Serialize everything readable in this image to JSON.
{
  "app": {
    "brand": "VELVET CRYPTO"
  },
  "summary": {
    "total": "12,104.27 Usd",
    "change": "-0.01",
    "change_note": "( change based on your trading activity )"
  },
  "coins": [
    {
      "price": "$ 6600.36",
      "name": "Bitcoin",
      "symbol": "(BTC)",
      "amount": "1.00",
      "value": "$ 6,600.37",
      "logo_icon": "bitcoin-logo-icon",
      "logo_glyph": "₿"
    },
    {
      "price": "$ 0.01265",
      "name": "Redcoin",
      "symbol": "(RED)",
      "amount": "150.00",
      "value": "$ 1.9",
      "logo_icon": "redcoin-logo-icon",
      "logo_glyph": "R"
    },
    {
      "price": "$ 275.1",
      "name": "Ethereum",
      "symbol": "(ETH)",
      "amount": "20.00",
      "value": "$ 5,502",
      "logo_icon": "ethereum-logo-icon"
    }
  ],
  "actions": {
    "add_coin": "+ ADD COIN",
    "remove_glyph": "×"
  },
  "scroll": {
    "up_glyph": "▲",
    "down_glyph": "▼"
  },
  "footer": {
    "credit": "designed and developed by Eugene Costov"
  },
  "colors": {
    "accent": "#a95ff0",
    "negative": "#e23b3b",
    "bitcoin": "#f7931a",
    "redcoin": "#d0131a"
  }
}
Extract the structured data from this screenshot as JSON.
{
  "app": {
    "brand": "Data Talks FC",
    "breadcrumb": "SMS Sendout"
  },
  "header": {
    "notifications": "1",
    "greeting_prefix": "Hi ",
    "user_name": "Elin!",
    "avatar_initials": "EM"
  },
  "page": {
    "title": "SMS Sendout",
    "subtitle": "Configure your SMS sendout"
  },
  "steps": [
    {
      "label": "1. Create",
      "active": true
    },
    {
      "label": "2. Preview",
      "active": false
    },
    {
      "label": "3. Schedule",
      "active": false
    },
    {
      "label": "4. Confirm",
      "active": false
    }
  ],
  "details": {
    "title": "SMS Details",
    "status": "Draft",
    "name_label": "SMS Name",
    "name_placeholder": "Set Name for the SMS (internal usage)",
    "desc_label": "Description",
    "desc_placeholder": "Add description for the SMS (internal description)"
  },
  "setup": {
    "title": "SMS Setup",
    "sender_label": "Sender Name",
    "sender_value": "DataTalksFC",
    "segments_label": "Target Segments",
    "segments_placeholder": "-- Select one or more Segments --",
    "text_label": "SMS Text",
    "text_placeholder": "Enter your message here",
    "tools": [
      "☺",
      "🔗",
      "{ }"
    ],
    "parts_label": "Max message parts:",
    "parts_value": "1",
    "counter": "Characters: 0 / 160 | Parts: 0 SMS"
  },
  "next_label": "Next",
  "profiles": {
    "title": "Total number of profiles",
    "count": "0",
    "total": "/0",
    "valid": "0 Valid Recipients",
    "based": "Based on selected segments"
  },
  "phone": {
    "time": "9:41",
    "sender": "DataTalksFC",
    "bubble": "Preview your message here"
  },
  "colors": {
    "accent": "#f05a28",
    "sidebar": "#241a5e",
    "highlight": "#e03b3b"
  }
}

########

◆ WHAT YOU WILL DO
Reproduce every record, matching each line exactly.

◆ SOLVED PROBLEM
Serialize everything readable in this image to JSON.
{
  "app": {
    "brand": "VELVET CRYPTO"
  },
  "summary": {
    "total": "12,104.27 Usd",
    "change": "-0.01",
    "change_note": "( change based on your trading activity )"
  },
  "coins": [
    {
      "price": "$ 6600.36",
      "name": "Bitcoin",
      "symbol": "(BTC)",
      "amount": "1.00",
      "value": "$ 6,600.37",
      "logo_icon": "bitcoin-logo-icon",
      "logo_glyph": "₿"
    },
    {
      "price": "$ 0.01265",
      "name": "Redcoin",
      "symbol": "(RED)",
      "amount": "150.00",
      "value": "$ 1.9",
      "logo_icon": "redcoin-logo-icon",
      "logo_glyph": "R"
    },
    {
      "price": "$ 275.1",
      "name": "Ethereum",
      "symbol": "(ETH)",
      "amount": "20.00",
      "value": "$ 5,502",
      "logo_icon": "ethereum-logo-icon"
    }
  ],
  "actions": {
    "add_coin": "+ ADD COIN",
    "remove_glyph": "×"
  },
  "scroll": {
    "up_glyph": "▲",
    "down_glyph": "▼"
  },
  "footer": {
    "credit": "designed and developed by Eugene Costov"
  },
  "colors": {
    "accent": "#a95ff0",
    "negative": "#e23b3b",
    "bitcoin": "#f7931a",
    "redcoin": "#d0131a"
  }
}
Extract the structured data from this screenshot as JSON.
{
  "app": {
    "brand": "Data Talks FC",
    "breadcrumb": "SMS Sendout"
  },
  "header": {
    "notifications": "1",
    "greeting_prefix": "Hi ",
    "user_name": "Elin!",
    "avatar_initials": "EM"
  },
  "page": {
    "title": "SMS Sendout",
    "subtitle": "Configure your SMS sendout"
  },
  "steps": [
    {
      "label": "1. Create",
      "active": true
    },
    {
      "label": "2. Preview",
      "active": false
    },
    {
      "label": "3. Schedule",
      "active": false
    },
    {
      "label": "4. Confirm",
      "active": false
    }
  ],
  "details": {
    "title": "SMS Details",
    "status": "Draft",
    "name_label": "SMS Name",
    "name_placeholder": "Set Name for the SMS (internal usage)",
    "desc_label": "Description",
    "desc_placeholder": "Add description for the SMS (internal description)"
  },
  "setup": {
    "title": "SMS Setup",
    "sender_label": "Sender Name",
    "sender_value": "DataTalksFC",
    "segments_label": "Target Segments",
    "segments_placeholder": "-- Select one or more Segments --",
    "text_label": "SMS Text",
    "text_placeholder": "Enter your message here",
    "tools": [
      "☺",
      "🔗",
      "{ }"
    ],
    "parts_label": "Max message parts:",
    "parts_value": "1",
    "counter": "Characters: 0 / 160 | Parts: 0 SMS"
  },
  "next_label": "Next",
  "profiles": {
    "title": "Total number of profiles",
    "count": "0",
    "total": "/0",
    "valid": "0 Valid Recipients",
    "based": "Based on selected segments"
  },
  "phone": {
    "time": "9:41",
    "sender": "DataTalksFC",
    "bubble": "Preview your message here"
  },
  "colors": {
    "accent": "#f05a28",
    "sidebar": "#241a5e",
    "highlight": "#e03b3b"
  }
}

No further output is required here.